__TASK BRIEF__
Return each line of the data below verbatim; pictures are to be left out.

__RECORDS FOR THIS TASK__
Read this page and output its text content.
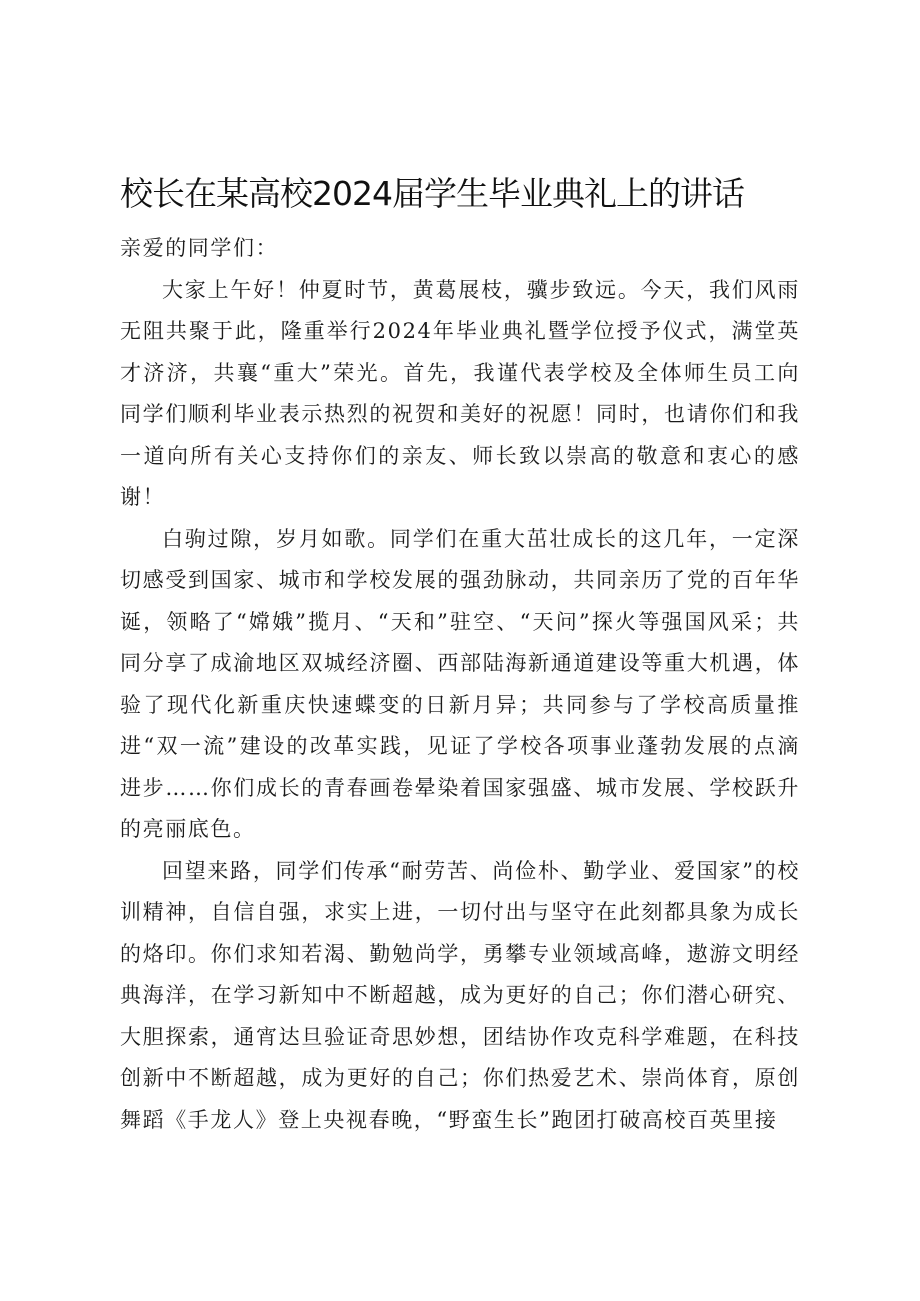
校长在某高校2024届学生毕业典礼上的讲话

亲爱的同学们：

大家上午好！仲夏时节，黄葛展枝，骥步致远。今天，我们风雨无阻共聚于此，隆重举行2024年毕业典礼暨学位授予仪式，满堂英才济济，共襄“重大”荣光。首先，我谨代表学校及全体师生员工向同学们顺利毕业表示热烈的祝贺和美好的祝愿！同时，也请你们和我一道向所有关心支持你们的亲友、师长致以崇高的敬意和衷心的感谢！

白驹过隙，岁月如歌。同学们在重大茁壮成长的这几年，一定深切感受到国家、城市和学校发展的强劲脉动，共同亲历了党的百年华诞，领略了“嫦娥”揽月、“天和”驻空、“天问”探火等强国风采；共同分享了成渝地区双城经济圈、西部陆海新通道建设等重大机遇，体验了现代化新重庆快速蝶变的日新月异；共同参与了学校高质量推进“双一流”建设的改革实践，见证了学校各项事业蓬勃发展的点滴进步……你们成长的青春画卷晕染着国家强盛、城市发展、学校跃升的亮丽底色。

回望来路，同学们传承“耐劳苦、尚俭朴、勤学业、爱国家”的校训精神，自信自强，求实上进，一切付出与坚守在此刻都具象为成长的烙印。你们求知若渴、勤勉尚学，勇攀专业领域高峰，遨游文明经典海洋，在学习新知中不断超越，成为更好的自己；你们潜心研究、大胆探索，通宵达旦验证奇思妙想，团结协作攻克科学难题，在科技创新中不断超越，成为更好的自己；你们热爱艺术、崇尚体育，原创舞蹈《手龙人》登上央视春晚，“野蛮生长”跑团打破高校百英里接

__TASK OUTPUT__
Read this page and output its text content.
校长在某高校2024届学生毕业典礼上的讲话

亲爱的同学们：

大家上午好！仲夏时节，黄葛展枝，骥步致远。今天，我们风雨无阻共聚于此，隆重举行2024年毕业典礼暨学位授予仪式，满堂英才济济，共襄“重大”荣光。首先，我谨代表学校及全体师生员工向同学们顺利毕业表示热烈的祝贺和美好的祝愿！同时，也请你们和我一道向所有关心支持你们的亲友、师长致以崇高的敬意和衷心的感谢！

白驹过隙，岁月如歌。同学们在重大茁壮成长的这几年，一定深切感受到国家、城市和学校发展的强劲脉动，共同亲历了党的百年华诞，领略了“嫦娥”揽月、“天和”驻空、“天问”探火等强国风采；共同分享了成渝地区双城经济圈、西部陆海新通道建设等重大机遇，体验了现代化新重庆快速蝶变的日新月异；共同参与了学校高质量推进“双一流”建设的改革实践，见证了学校各项事业蓬勃发展的点滴进步……你们成长的青春画卷晕染着国家强盛、城市发展、学校跃升的亮丽底色。

回望来路，同学们传承“耐劳苦、尚俭朴、勤学业、爱国家”的校训精神，自信自强，求实上进，一切付出与坚守在此刻都具象为成长的烙印。你们求知若渴、勤勉尚学，勇攀专业领域高峰，遨游文明经典海洋，在学习新知中不断超越，成为更好的自己；你们潜心研究、大胆探索，通宵达旦验证奇思妙想，团结协作攻克科学难题，在科技创新中不断超越，成为更好的自己；你们热爱艺术、崇尚体育，原创舞蹈《手龙人》登上央视春晚，“野蛮生长”跑团打破高校百英里接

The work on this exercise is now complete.